RECORDS SHOWN:
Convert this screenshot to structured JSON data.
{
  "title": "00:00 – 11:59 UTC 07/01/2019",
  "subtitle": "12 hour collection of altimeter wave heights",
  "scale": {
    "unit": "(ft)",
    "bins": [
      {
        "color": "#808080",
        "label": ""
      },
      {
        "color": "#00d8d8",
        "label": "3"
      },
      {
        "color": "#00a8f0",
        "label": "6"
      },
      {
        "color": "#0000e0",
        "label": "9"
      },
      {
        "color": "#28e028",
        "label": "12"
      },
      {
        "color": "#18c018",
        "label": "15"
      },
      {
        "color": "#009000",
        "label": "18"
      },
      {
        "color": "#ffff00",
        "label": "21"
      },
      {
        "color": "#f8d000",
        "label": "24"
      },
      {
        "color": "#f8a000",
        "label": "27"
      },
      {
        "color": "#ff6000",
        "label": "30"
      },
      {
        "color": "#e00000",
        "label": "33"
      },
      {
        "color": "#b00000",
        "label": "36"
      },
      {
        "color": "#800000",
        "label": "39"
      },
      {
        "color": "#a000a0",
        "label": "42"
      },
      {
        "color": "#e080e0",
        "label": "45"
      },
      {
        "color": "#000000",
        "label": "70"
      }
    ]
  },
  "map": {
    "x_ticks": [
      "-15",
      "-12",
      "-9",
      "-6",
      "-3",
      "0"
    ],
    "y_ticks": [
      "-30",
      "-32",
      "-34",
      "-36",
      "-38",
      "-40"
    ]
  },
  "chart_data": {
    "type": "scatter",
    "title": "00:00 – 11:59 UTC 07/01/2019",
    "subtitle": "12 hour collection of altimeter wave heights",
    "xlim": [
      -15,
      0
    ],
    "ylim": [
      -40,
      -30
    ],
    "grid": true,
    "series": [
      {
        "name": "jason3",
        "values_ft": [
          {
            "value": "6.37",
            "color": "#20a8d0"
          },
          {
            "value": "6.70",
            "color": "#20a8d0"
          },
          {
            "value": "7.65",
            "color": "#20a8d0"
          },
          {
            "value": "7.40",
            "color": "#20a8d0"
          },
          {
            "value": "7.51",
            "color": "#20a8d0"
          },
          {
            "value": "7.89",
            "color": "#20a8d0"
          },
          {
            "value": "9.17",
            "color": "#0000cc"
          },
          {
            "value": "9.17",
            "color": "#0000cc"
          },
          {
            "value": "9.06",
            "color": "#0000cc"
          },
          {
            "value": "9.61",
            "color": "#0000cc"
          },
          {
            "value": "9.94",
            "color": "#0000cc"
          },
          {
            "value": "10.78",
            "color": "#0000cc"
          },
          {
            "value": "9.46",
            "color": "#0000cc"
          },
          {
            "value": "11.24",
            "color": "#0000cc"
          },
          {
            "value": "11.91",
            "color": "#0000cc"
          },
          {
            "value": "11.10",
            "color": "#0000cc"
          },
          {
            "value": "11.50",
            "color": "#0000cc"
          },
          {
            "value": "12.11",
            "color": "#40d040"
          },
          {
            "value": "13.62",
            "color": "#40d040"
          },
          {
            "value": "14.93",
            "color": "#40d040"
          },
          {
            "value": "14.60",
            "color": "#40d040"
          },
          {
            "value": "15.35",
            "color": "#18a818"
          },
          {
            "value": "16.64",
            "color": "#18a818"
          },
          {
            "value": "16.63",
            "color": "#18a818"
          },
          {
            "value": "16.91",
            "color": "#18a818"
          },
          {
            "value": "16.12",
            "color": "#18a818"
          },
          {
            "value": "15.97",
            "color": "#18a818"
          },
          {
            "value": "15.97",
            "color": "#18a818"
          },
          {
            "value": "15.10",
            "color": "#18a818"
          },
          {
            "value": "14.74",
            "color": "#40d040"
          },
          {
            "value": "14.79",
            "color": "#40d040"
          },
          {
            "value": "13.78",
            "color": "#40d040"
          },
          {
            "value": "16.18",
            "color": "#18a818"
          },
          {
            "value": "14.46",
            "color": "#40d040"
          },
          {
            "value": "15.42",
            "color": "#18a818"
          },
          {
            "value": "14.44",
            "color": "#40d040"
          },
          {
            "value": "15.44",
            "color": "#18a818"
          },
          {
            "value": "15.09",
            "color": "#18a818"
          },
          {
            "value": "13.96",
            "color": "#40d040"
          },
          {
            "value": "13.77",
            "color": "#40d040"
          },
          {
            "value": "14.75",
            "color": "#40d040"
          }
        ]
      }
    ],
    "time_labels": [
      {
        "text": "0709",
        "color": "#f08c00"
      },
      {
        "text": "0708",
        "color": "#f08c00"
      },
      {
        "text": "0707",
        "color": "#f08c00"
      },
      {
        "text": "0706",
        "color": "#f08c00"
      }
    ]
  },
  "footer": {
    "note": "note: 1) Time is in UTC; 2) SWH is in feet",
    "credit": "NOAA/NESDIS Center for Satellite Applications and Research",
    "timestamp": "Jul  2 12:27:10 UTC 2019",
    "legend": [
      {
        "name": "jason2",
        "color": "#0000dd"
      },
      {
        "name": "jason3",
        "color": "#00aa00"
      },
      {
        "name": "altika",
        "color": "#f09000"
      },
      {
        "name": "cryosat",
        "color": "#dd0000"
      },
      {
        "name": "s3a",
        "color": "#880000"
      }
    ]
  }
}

==

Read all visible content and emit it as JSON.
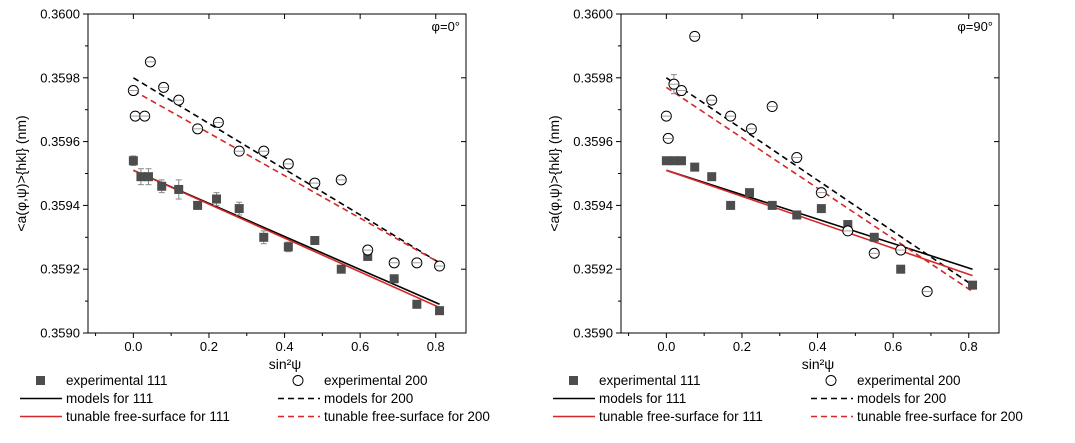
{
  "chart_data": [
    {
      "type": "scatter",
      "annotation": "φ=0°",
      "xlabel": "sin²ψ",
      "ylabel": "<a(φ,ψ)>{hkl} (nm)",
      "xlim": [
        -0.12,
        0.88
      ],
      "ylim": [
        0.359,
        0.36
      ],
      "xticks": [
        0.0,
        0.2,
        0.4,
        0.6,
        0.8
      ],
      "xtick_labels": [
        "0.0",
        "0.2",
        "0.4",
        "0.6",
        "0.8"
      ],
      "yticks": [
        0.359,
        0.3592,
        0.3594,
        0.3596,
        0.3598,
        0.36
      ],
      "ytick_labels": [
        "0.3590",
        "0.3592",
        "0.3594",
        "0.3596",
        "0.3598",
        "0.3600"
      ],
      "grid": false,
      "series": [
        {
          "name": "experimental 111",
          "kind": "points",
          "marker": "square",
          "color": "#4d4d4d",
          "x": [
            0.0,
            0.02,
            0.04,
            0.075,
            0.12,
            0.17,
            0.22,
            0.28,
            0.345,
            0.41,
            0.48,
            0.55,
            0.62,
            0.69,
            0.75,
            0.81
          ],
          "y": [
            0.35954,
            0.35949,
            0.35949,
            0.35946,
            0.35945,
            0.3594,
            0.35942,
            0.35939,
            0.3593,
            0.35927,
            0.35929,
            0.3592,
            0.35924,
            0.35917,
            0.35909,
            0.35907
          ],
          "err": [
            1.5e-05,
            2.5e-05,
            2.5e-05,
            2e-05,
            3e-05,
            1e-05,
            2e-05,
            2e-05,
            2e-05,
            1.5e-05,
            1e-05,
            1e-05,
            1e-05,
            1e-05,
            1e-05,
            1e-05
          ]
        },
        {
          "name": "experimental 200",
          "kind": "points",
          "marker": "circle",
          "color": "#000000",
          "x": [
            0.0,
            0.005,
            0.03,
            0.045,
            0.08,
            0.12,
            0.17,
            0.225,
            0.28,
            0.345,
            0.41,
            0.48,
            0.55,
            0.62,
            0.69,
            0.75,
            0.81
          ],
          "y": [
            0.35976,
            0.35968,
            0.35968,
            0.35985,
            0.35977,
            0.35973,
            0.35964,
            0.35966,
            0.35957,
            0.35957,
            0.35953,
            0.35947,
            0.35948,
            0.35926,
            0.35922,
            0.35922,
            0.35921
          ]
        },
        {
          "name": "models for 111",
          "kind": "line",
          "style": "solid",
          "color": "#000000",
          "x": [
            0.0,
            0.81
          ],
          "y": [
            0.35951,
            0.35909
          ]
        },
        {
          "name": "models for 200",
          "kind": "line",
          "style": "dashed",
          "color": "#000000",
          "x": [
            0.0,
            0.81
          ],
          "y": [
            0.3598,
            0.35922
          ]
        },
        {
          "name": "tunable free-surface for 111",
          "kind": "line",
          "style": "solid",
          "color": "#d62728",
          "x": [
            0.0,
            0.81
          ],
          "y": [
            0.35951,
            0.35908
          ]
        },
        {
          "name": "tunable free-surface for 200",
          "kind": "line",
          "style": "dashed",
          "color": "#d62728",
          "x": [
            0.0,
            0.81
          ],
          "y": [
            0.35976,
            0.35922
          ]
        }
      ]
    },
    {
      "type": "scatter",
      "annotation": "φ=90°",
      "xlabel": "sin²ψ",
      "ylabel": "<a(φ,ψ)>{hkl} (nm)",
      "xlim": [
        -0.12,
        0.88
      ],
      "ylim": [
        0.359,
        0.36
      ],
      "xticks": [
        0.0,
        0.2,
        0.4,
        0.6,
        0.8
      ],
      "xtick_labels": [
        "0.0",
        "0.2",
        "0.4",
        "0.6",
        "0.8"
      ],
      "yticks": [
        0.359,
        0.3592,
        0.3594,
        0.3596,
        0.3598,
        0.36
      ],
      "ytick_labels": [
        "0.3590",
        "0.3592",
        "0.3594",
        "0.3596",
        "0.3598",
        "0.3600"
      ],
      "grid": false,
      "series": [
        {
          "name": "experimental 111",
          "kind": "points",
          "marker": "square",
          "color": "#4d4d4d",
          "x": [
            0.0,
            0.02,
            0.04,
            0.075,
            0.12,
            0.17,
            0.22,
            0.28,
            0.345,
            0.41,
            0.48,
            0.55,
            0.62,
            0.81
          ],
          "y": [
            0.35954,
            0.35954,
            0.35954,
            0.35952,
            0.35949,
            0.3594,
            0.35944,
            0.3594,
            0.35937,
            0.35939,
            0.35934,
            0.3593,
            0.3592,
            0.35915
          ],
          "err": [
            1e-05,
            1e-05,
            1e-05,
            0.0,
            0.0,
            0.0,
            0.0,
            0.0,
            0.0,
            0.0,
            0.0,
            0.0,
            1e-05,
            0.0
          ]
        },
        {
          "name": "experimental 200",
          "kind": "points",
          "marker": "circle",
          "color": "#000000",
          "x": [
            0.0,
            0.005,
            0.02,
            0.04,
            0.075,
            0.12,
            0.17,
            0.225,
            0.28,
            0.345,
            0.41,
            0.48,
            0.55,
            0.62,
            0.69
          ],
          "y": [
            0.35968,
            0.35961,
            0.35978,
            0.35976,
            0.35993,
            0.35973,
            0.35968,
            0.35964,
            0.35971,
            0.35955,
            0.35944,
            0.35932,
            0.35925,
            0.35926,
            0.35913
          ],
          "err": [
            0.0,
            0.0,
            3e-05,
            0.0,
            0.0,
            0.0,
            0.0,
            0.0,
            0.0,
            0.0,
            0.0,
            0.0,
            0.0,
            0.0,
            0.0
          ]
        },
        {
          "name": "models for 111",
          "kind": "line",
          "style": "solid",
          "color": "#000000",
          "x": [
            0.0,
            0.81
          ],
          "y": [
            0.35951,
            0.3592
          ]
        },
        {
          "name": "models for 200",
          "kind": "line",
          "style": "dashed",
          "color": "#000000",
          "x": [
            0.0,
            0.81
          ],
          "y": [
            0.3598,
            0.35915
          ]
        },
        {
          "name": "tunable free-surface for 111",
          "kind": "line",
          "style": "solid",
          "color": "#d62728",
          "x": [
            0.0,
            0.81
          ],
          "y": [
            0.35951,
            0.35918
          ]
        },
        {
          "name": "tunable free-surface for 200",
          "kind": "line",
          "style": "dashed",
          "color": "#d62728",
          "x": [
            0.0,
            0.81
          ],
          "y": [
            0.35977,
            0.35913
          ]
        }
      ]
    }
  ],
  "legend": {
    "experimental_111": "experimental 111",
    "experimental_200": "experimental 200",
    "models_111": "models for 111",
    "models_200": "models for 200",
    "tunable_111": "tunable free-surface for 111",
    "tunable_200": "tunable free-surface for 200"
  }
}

THE REQUEST:
Look through the entries above and list every line containing "altimeter".

SOLUTION TO THIS EXERCISE:
  "subtitle": "12 hour collection of altimeter wave heights",
    "subtitle": "12 hour collection of altimeter wave heights",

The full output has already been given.